WRITTEN REQUEST ->
Continue the text on agentic continuous delivery pitfalls, picking up right after its final sentence.

TEXT EXCERPT ->

Pitfalls and Metrics
9 minute read
These pitfalls come from teams that adopted agentic continuous delivery (ACD) without fully implementing the six first-class artifacts or the pipeline enforcement that makes them effective.
Key Pitfalls
1. Agent defines its own test scenarios
The failure is not the agent writing test code. It is the agent deciding what to test. When the agent defines both the test scenarios and the implementation, the tests are shaped to pass the code rather than verify the intent.
Humans define the test specifications before implementation begins. Scenarios, edge cases, acceptance criteria. The agent generates the test code from those specifications.
Validate agent-generated test code for two properties. First, it must test observable behavior, not implementation internals. Second, it must faithfully cover what the human specified. Skipping this validation is the most common way ACD fails.
What to do: Define test specifications (BDD scenarios and acceptance criteria) before any code generation. Use a test fidelity agent to validate that generated test code matches the specification. Review agent-generated test code for implementation coupling before approving it.

MATERIAL ->
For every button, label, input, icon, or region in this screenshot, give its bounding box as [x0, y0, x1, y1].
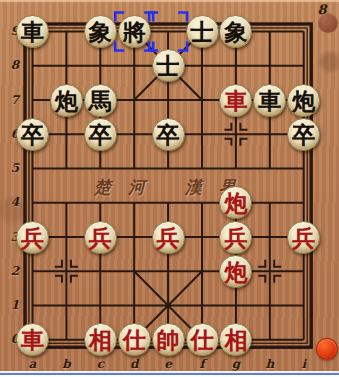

RIGHT ANSWER ->
2. Review queue backs up from agent-generated volume
Agent speed should not pressure humans to review faster. If unreviewed changes accumulate, the temptation is to rubber-stamp reviews or merge without looking.
What to do: Apply WIP limits to the agent’s change queue. If three changes are awaiting review, the agent stops generating new changes until the queue drains. Treat agent-generated review queue depth as a pipeline metric. Consider adopting expert validation agents to handle mechanical review checks, reserving human review for judgment calls.
3. Tests pass so the change must be correct
Passing tests is necessary but not sufficient. Tests cannot verify intent, architectural fitness, or maintainability. A change can pass every test and still introduce unnecessary complexity, violate unstated conventions, or solve the wrong problem.
What to do: Human review remains mandatory for agent-generated changes. Focus reviews on intent alignment and architectural fit rather than mechanical correctness (the pipeline handles that). Track how often human reviewers catch issues that tests missed to calibrate your test coverage.
4. No provenance tracking for agent-generated changes
Without provenance tracking, you cannot learn from agent-generated failures, audit agent behavior, or improve the agent’s constraints over time. When a production incident involves agent-generated code, you need to know which agent, which prompt, and which intent description produced it.
What to do: Tag every agent-generated commit with the agent identity, the intent description, and the prompt or context used. Include provenance metadata in your deployment records. Review agent provenance data during incident retrospectives.
5. Agent improves code outside the session scope
Agents trained to write good code will opportunistically refactor, rename, or improve things they encounter while implementing a scenario. The intent is not wrong. The scope is.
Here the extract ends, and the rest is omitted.